** START TASK INPUT **
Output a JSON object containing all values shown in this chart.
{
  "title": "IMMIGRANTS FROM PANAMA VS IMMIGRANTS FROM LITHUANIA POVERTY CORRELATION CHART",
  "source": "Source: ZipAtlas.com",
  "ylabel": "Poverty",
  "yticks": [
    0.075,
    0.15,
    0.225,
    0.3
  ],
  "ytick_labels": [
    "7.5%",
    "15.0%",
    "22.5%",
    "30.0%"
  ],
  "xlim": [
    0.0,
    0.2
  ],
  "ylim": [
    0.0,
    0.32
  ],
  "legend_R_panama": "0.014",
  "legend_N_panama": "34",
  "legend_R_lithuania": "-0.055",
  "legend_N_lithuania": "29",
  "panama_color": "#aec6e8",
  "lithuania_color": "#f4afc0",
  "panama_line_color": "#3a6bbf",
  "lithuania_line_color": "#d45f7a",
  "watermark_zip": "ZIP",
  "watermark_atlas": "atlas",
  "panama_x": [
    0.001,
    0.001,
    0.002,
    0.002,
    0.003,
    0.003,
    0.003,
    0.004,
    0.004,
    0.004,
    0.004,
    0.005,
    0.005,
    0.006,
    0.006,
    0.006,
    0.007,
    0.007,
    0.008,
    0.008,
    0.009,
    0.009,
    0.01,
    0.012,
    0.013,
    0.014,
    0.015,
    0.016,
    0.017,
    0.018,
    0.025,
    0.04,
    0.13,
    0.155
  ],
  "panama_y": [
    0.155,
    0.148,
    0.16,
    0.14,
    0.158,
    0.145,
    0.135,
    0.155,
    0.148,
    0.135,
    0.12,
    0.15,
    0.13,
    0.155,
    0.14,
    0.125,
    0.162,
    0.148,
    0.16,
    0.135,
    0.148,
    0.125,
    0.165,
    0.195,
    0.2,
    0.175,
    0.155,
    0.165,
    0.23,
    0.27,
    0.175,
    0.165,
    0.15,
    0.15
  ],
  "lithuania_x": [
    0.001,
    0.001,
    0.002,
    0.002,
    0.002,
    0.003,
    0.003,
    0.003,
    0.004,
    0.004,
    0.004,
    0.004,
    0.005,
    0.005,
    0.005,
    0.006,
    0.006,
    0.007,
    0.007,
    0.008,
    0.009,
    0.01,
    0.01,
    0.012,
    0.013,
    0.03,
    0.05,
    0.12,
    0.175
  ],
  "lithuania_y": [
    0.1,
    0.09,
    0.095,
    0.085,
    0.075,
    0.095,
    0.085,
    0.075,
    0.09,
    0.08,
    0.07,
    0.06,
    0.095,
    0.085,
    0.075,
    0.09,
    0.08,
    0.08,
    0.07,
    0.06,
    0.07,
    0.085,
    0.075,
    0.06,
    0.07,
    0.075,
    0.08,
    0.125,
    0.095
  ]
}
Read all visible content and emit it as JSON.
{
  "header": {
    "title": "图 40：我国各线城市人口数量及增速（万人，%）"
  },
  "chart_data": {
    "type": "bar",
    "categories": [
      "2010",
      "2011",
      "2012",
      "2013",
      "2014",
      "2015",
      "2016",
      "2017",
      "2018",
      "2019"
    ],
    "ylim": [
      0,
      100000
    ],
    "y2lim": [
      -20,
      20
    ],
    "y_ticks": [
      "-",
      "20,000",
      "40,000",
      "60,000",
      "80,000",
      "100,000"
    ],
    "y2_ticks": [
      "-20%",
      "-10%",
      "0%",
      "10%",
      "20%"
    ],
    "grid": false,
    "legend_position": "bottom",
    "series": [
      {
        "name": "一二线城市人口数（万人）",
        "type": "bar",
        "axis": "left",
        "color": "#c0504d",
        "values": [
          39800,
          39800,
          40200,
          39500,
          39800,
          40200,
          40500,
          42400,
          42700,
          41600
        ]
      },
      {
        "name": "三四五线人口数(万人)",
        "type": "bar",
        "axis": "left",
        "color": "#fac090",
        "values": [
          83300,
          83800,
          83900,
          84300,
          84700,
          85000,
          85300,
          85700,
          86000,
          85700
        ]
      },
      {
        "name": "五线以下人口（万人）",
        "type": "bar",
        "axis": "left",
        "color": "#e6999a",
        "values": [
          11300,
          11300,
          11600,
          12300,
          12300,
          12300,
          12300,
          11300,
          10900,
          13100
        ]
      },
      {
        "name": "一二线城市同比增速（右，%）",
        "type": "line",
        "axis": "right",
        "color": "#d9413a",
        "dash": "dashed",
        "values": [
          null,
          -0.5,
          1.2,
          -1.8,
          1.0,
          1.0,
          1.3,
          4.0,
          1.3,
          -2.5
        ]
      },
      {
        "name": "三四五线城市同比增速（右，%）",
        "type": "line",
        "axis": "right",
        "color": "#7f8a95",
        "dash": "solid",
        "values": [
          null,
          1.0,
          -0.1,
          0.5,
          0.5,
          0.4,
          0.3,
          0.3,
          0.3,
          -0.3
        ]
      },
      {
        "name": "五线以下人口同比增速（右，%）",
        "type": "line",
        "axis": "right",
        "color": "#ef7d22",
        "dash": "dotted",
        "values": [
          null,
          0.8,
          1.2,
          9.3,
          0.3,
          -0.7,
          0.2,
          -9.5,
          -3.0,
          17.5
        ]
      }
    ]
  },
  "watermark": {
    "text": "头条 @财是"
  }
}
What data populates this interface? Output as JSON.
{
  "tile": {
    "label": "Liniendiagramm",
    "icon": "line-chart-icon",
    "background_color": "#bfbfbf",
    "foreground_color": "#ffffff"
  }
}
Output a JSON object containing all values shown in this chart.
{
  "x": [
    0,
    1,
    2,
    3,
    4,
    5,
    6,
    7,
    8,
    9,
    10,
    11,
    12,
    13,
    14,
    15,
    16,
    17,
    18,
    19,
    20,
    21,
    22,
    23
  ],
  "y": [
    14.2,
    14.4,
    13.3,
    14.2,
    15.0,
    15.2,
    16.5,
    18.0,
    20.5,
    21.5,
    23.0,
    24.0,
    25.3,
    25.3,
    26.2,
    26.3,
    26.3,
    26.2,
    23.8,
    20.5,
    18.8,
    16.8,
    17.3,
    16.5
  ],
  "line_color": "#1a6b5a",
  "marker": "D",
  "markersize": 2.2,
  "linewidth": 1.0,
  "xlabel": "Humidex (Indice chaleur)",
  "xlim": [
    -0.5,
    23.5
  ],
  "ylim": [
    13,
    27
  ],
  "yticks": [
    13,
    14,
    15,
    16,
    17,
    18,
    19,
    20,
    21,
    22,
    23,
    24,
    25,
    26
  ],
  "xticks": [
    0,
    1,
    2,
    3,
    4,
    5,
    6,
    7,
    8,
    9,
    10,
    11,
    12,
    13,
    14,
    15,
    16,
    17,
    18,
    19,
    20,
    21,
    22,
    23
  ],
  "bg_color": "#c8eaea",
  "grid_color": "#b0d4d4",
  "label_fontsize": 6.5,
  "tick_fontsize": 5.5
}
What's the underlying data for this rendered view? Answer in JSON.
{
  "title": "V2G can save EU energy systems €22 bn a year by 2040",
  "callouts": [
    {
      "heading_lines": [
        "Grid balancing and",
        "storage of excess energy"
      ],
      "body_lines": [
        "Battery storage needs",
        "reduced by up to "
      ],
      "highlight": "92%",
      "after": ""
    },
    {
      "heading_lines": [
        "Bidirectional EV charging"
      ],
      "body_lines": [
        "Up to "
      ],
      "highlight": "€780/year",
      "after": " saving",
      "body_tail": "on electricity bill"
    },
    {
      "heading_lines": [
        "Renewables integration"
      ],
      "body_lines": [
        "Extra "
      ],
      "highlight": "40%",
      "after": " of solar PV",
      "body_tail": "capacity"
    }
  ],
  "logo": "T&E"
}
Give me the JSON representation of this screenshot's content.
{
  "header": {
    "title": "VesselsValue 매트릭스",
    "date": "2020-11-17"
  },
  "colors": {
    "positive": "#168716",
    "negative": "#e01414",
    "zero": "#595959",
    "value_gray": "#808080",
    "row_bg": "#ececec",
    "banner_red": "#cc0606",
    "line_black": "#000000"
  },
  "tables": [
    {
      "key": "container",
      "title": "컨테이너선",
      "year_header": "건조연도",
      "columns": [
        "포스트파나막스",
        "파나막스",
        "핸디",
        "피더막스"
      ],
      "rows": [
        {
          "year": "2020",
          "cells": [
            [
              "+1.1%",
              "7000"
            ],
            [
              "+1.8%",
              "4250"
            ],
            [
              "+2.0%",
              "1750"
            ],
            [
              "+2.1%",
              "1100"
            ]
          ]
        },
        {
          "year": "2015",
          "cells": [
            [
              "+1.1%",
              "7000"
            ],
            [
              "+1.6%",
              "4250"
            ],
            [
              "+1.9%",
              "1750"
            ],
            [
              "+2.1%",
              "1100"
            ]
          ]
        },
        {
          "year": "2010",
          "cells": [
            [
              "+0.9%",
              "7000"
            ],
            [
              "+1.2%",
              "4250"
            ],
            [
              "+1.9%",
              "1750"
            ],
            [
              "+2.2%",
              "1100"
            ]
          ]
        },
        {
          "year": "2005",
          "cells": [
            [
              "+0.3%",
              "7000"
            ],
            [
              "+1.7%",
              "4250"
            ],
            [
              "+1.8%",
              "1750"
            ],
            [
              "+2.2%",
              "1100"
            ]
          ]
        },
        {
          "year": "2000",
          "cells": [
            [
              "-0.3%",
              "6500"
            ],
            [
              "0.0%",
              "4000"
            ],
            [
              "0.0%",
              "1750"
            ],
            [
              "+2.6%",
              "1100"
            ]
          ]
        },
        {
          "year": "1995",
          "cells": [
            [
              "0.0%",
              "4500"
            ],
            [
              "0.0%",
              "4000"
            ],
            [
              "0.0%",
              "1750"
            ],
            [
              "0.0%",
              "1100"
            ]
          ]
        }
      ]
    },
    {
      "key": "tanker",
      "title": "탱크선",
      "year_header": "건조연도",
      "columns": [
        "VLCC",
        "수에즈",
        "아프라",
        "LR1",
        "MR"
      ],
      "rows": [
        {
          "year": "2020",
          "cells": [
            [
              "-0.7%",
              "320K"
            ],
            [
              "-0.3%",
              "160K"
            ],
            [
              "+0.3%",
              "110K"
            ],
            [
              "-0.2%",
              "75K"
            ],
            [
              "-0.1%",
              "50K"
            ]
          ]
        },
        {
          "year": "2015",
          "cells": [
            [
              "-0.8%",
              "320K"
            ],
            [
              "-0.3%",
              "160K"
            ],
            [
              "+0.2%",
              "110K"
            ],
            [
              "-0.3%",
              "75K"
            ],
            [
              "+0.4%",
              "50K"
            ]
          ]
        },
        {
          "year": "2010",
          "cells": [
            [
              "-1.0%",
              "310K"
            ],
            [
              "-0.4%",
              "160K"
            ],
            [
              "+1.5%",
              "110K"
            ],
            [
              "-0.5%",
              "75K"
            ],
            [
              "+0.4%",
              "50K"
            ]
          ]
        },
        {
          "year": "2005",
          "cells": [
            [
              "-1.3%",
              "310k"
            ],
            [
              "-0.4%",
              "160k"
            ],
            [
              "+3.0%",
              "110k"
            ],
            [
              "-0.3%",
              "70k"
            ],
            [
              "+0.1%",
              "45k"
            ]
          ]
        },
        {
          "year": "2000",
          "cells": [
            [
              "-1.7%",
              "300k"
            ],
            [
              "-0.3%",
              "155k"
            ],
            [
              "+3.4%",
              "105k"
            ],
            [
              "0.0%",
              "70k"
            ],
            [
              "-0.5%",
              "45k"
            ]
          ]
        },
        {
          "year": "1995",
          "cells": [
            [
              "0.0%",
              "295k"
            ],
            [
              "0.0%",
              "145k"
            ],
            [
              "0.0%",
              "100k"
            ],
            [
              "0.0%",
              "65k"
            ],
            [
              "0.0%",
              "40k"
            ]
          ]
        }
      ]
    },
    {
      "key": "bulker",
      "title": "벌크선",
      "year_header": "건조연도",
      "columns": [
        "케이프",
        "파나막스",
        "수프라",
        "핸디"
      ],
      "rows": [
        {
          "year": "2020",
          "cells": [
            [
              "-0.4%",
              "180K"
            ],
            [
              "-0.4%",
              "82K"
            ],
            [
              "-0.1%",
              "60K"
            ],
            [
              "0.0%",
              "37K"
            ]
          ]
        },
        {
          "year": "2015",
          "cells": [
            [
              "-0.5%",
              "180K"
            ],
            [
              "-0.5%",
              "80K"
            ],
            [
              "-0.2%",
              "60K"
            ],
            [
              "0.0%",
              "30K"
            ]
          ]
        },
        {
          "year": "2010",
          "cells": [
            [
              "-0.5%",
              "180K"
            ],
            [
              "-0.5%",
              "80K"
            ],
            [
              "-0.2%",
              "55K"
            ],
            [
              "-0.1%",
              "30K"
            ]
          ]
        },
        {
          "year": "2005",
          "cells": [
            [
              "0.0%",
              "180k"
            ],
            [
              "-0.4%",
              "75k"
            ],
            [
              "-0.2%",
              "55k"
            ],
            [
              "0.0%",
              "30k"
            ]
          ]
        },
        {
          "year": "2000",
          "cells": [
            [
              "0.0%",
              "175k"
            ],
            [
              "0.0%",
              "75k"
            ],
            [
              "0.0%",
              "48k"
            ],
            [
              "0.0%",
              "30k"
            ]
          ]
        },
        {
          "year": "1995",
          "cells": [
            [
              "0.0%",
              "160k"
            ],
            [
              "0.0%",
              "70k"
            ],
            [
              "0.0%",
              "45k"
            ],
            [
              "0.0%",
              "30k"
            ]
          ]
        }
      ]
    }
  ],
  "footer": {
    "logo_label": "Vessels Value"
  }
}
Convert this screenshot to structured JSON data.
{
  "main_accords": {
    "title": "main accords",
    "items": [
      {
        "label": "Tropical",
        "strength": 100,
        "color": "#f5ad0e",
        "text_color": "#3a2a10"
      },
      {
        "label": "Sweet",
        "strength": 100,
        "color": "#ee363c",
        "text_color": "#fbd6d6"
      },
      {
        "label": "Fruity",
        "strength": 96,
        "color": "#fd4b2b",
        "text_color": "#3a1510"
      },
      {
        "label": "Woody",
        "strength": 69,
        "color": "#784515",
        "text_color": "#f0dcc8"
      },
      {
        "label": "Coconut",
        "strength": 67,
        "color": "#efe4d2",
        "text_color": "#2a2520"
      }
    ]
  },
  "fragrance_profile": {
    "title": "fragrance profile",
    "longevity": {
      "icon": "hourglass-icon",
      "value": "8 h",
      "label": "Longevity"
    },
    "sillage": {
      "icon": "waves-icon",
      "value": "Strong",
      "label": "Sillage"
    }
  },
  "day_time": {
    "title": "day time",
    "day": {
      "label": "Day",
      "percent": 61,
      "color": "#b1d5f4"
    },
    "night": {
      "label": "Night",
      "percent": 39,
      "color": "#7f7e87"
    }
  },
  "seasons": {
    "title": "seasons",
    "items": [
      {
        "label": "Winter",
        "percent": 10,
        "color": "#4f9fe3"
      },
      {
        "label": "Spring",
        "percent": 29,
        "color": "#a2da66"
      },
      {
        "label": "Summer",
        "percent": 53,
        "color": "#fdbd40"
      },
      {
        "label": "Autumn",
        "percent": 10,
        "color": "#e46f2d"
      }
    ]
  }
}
** END TASK INPUT **
*TASK BRIEF*:
Report the number of lines in the listing where the string "icon" appears, and nothing besides.

*TASK OUTPUT*:
3